* _Work instructions_
• a. Reproduce, word for word, the passage in the article on Laura DiBella from "She became Florida's" up to and including "January 6, 2026.".
• b. Check each statement against the article on Laura DiBella. Answer yes or no, and quote the words from the article that decide it. (i) DiBella was sworn in as a Commissioner before she was made Chair of the Commission. (ii) DiBella earned her degree from Florida State University. (iii) DiBella was Florida's first female Secretary of Commerce.

* _Document excerpt_
Chair of the Federal Maritime Commission
- Incumbent
- Assumed office January 28, 2026
- President: Donald Trump
- Preceded by: Louis E. Sola

Commissioner of the Federal Maritime Commission
- Incumbent
- Assumed office January 6, 2026
- President: Donald Trump
- Preceded by: Louis E. Sola

Personal details
- Party: Republican
- Education: University of Florida (BS);

= Laura DiBella =

American governmental affairs advisor and civil servant

Laura DiBella is an American governmental affairs advisor and civil servant who has served as the Chair of the Federal Maritime Commission since 2026. She was previously the President of Business Development at FloridaCommerce and the Secretary of Commerce of Florida as President of Enterprise Florida.

== Early life and education ==
She earned a BS in business development from the University of Florida.

==Career==
She has served as the executive director of the Nassau County Economic Development Board, as the Port Director of the Port of Fernandina, and as the executive director of the Florida Harbor Pilots Association.

She became Florida's first female Secretary of Commerce as president of Enterprise Florida, and also worked as President of Business Development at FloridaCommerce and as a consultant.

==Federal Maritime Commission==
President Donald Trump nominated DiBella to become a Commissioner of the Federal Maritime Commission on September 3, 2025. She was sworn in on January 6, 2026.

Trump then made her Chair of the Commission on January 28, 2026. Her choice left some shippers concerned due to her close alliance to Trump.

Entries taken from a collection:
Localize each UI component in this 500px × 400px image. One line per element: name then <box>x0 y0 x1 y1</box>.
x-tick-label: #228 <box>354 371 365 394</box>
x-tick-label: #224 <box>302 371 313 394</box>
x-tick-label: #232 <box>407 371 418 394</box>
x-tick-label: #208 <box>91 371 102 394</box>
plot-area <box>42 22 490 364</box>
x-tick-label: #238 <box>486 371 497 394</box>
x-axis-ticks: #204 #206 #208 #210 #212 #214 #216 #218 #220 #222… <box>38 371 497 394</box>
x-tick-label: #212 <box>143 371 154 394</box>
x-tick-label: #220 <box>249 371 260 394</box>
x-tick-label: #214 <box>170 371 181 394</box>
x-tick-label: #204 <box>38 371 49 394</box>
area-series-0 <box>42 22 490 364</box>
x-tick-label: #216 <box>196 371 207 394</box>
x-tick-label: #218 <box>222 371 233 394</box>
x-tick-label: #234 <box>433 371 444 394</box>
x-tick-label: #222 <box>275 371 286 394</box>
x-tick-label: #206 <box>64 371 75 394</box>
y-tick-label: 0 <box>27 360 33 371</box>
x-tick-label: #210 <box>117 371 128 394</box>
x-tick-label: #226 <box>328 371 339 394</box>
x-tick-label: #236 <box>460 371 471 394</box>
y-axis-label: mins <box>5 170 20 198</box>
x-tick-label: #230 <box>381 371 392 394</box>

* _Results by task_
• a.
She became Florida's first female Secretary of Commerce as president of Enterprise Florida, and also worked as President of Business Development at FloridaCommerce and as a consultant.

==Federal Maritime Commission==
President Donald Trump nominated DiBella to become a Commissioner of the Federal Maritime Commission on September 3, 2025. She was sworn in on January 6, 2026.

• b.
(i) Yes: "She was sworn in on January 6, 2026." and "Trump then made her Chair of the Commission on January 28, 2026."
(ii) No: "She earned a BS in business development from the University of Florida."
(iii) Yes: "She became Florida's first female Secretary of Commerce as president of Enterprise Florida"